OBJECTIVE: Identify the lines that contain the string "doch", then copy each of them.

※

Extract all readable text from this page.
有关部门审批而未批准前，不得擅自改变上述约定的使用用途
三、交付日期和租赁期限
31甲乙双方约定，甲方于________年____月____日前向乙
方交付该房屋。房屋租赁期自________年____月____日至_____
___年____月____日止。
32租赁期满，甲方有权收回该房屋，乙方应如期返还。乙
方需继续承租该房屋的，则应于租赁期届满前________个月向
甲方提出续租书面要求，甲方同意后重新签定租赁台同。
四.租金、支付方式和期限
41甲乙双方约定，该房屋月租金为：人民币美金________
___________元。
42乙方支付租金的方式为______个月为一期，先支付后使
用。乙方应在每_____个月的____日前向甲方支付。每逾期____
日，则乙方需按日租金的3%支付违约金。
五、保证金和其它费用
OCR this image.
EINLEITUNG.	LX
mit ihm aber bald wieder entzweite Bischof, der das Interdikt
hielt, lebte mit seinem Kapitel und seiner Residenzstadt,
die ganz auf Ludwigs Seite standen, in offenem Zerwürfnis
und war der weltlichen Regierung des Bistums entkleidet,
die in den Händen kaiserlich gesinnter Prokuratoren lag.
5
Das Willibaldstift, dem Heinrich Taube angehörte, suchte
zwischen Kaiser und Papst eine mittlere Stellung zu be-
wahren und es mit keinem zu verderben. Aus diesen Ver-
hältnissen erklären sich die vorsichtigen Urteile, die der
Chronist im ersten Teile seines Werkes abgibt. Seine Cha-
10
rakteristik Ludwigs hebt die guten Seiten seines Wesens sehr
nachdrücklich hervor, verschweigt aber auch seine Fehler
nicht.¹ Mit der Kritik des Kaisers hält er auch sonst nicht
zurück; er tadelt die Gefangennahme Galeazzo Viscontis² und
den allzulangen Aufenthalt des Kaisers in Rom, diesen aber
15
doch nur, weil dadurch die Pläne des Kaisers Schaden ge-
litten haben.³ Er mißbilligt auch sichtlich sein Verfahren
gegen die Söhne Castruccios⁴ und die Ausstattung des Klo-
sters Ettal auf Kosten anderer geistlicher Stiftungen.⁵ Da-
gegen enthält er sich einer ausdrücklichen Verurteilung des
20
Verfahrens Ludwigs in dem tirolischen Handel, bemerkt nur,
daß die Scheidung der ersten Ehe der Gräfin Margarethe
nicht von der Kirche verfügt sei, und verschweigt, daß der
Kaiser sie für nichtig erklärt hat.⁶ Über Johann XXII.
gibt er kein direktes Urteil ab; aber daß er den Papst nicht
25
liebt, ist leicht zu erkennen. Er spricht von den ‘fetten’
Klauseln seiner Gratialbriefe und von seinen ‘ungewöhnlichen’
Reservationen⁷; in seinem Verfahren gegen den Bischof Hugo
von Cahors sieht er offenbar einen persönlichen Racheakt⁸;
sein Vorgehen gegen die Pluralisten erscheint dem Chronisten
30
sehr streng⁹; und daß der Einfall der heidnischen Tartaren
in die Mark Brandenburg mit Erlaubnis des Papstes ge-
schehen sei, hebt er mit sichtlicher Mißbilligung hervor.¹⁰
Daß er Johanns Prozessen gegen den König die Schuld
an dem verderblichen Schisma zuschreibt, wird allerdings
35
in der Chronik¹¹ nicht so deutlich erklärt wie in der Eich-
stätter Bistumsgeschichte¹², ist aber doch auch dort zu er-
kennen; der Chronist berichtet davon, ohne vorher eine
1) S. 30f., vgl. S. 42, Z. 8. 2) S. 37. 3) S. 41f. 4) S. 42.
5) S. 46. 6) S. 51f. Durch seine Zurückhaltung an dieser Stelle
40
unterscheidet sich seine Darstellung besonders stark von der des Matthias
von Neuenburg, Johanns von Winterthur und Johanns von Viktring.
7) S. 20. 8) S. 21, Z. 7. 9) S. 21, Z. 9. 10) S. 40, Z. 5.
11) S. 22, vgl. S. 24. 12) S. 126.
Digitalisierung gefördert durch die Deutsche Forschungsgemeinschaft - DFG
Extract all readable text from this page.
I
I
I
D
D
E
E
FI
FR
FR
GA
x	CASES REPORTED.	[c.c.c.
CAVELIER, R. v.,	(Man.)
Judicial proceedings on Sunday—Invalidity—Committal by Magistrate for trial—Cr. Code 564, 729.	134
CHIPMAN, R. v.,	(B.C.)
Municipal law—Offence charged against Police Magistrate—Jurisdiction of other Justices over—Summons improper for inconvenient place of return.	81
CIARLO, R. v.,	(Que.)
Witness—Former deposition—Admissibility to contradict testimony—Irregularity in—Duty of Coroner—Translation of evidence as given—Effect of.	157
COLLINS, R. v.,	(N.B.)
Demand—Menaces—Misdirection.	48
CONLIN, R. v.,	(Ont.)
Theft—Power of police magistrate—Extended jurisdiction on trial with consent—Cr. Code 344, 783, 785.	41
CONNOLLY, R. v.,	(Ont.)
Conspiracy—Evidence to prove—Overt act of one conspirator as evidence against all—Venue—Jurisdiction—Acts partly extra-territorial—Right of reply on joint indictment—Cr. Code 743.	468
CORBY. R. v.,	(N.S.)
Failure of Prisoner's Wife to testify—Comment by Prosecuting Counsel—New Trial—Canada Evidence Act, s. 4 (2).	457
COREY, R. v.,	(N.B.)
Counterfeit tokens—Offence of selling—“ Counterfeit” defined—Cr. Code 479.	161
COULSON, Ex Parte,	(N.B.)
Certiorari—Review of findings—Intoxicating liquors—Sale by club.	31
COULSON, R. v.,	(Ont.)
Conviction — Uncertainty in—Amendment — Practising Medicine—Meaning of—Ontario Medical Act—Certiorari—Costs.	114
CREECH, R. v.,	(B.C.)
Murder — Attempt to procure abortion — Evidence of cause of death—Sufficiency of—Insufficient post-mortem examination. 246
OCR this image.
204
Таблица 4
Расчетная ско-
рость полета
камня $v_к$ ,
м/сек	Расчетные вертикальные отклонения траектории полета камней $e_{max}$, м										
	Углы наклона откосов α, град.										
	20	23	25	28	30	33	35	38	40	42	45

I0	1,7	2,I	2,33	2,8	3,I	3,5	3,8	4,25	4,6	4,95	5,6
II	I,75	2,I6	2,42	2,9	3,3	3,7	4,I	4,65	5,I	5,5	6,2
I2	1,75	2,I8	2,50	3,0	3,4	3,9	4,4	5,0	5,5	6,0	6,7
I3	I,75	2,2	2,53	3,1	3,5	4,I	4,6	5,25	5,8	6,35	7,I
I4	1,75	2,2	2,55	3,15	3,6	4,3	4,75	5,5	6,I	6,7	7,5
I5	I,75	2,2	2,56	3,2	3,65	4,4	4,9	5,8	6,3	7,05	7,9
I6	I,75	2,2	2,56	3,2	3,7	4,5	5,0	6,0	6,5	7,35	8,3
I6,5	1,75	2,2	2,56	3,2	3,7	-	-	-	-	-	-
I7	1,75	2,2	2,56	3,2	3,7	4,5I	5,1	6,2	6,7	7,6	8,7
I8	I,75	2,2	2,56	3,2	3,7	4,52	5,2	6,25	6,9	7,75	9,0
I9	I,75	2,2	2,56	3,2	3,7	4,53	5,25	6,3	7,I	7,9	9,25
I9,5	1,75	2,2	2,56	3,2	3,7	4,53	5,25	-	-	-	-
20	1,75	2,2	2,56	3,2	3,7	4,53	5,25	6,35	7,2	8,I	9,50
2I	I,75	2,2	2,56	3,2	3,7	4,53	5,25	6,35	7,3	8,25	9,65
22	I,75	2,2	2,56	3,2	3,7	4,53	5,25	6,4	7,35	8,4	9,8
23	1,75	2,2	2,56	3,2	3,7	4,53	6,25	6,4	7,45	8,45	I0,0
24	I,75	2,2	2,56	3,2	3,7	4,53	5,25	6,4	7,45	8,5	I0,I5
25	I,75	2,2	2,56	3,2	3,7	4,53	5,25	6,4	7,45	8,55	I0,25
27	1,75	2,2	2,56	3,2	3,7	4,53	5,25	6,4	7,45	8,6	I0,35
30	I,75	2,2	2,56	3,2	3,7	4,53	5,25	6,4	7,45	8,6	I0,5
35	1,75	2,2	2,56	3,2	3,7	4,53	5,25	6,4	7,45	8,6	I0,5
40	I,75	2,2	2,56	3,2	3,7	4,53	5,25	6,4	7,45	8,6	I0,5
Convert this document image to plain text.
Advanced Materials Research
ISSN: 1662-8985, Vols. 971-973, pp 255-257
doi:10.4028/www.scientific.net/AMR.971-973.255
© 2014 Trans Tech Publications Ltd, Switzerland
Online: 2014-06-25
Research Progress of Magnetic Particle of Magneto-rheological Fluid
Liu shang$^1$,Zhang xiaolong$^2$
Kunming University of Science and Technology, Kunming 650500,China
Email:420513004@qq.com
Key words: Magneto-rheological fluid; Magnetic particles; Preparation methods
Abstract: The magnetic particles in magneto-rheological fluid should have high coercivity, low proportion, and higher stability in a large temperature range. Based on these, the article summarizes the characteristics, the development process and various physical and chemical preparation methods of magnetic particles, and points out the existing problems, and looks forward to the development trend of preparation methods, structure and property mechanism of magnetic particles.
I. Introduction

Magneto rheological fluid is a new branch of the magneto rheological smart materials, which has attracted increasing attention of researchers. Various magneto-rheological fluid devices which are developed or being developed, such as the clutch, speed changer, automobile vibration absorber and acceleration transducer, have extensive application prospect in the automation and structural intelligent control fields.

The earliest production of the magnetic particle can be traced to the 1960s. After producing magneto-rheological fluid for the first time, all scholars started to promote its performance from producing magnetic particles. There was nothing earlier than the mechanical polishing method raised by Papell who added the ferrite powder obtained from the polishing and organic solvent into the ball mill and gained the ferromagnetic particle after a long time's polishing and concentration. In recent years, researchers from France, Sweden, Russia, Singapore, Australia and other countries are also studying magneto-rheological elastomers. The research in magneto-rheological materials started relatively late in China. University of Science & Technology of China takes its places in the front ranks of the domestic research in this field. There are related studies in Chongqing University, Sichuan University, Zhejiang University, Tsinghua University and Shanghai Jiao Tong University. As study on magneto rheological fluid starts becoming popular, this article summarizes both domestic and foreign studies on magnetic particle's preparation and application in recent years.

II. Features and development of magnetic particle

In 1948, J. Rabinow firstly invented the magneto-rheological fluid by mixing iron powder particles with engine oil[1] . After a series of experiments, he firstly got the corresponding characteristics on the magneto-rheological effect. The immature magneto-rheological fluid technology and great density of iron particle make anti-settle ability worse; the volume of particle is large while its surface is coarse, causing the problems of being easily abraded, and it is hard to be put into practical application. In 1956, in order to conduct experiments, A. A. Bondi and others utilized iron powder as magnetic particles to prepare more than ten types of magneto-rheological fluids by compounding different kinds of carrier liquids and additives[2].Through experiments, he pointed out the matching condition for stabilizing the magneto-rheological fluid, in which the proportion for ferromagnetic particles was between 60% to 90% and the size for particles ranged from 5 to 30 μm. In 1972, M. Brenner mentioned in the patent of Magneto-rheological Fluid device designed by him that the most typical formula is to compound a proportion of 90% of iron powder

※

EXERCISE ANSWER:
doch nur, weil dadurch die Pläne des Kaisers Schaden ge-
stätter Bistumsgeschichte¹², ist aber doch auch dort zu er-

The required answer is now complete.